Go through the data below. Pull out every line that has the word "axis".

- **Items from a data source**
= = =

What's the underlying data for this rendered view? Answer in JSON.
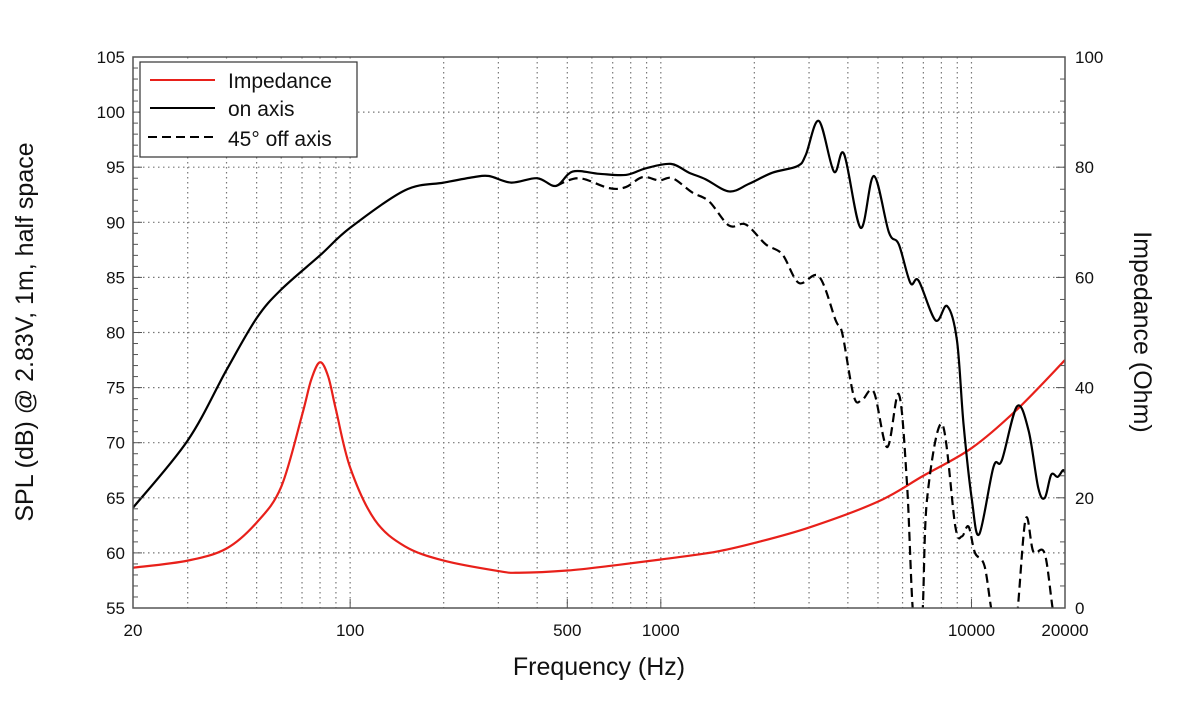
{
  "chart_data": {
    "type": "line",
    "xlabel": "Frequency (Hz)",
    "ylabel": "SPL (dB) @ 2.83V, 1m, half space",
    "y2label": "Impedance (Ohm)",
    "xscale": "log",
    "xlim": [
      20,
      20000
    ],
    "ylim": [
      55,
      105
    ],
    "y2lim": [
      0,
      100
    ],
    "grid": true,
    "legend_position": "top-left",
    "x_ticks": [
      20,
      100,
      500,
      1000,
      10000,
      20000
    ],
    "x_tick_labels": [
      "20",
      "100",
      "500",
      "1000",
      "10000",
      "20000"
    ],
    "y_ticks": [
      55,
      60,
      65,
      70,
      75,
      80,
      85,
      90,
      95,
      100,
      105
    ],
    "y_tick_labels": [
      "55",
      "60",
      "65",
      "70",
      "75",
      "80",
      "85",
      "90",
      "95",
      "100",
      "105"
    ],
    "y2_ticks": [
      0,
      20,
      40,
      60,
      80,
      100
    ],
    "y2_tick_labels": [
      "0",
      "20",
      "40",
      "60",
      "80",
      "100"
    ],
    "series": [
      {
        "name": "Impedance",
        "axis": "right",
        "color": "#e8201a",
        "style": "solid",
        "x": [
          20,
          30,
          40,
          50,
          60,
          70,
          75,
          80,
          85,
          90,
          100,
          120,
          150,
          200,
          300,
          350,
          500,
          700,
          1000,
          1500,
          2000,
          3000,
          5000,
          7000,
          10000,
          14000,
          20000
        ],
        "y": [
          7.3,
          8.6,
          10.8,
          15.5,
          22,
          35,
          41.5,
          44.6,
          42,
          36,
          25.5,
          16,
          11.2,
          8.6,
          6.7,
          6.4,
          6.8,
          7.7,
          8.8,
          10.2,
          11.8,
          14.6,
          19.3,
          24,
          29,
          36,
          45
        ]
      },
      {
        "name": "on axis",
        "axis": "left",
        "color": "#000000",
        "style": "solid",
        "x": [
          20,
          30,
          40,
          50,
          60,
          80,
          100,
          150,
          200,
          250,
          280,
          330,
          400,
          460,
          520,
          634,
          772,
          895,
          1077,
          1233,
          1395,
          1659,
          1924,
          2287,
          2752,
          2927,
          3227,
          3608,
          3889,
          4397,
          4849,
          5421,
          5835,
          6358,
          6760,
          7661,
          8347,
          8978,
          9427,
          10032,
          10596,
          11771,
          12522,
          14015,
          15270,
          16405,
          17221,
          18057,
          18948,
          19692,
          20000
        ],
        "y": [
          64.1,
          70.2,
          76.6,
          81.3,
          83.9,
          87.0,
          89.5,
          92.9,
          93.6,
          94.1,
          94.2,
          93.6,
          94.0,
          93.3,
          94.6,
          94.4,
          94.3,
          94.9,
          95.3,
          94.5,
          93.9,
          92.8,
          93.5,
          94.5,
          95.1,
          96.1,
          99.2,
          94.6,
          96.2,
          89.5,
          94.2,
          89.1,
          88.0,
          84.5,
          84.7,
          81.1,
          82.4,
          79.3,
          71.7,
          64.8,
          61.7,
          67.8,
          68.4,
          73.3,
          71.1,
          65.9,
          65.0,
          67.1,
          66.9,
          67.5,
          67.3
        ]
      },
      {
        "name": "45° off axis",
        "axis": "left",
        "color": "#000000",
        "style": "dashed",
        "x": [
          460,
          545,
          682,
          772,
          873,
          988,
          1090,
          1264,
          1430,
          1659,
          1877,
          2177,
          2460,
          2781,
          3227,
          3655,
          3839,
          4182,
          4450,
          4849,
          5355,
          5835,
          6200,
          6510,
          6930,
          7190,
          8040,
          8871,
          9315,
          9780,
          10266,
          11018,
          11771,
          12835,
          13845,
          14920,
          15823,
          17221,
          18500,
          20000
        ],
        "y": [
          93.3,
          94.0,
          93.1,
          93.2,
          94.1,
          93.8,
          94.0,
          92.7,
          91.9,
          89.7,
          89.8,
          88.0,
          87.1,
          84.5,
          85.1,
          81.1,
          79.9,
          74.2,
          73.9,
          74.6,
          69.6,
          74.4,
          66.3,
          54,
          54,
          64.8,
          71.7,
          62.4,
          61.5,
          62.4,
          60.0,
          58.8,
          54,
          53,
          53,
          63.0,
          60.1,
          59.9,
          54,
          52
        ]
      }
    ]
  }
}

= = =

- **Reply to the exercise**
        "axis": "right",
        "name": "on axis",
        "axis": "left",
        "name": "45° off axis",
        "axis": "left",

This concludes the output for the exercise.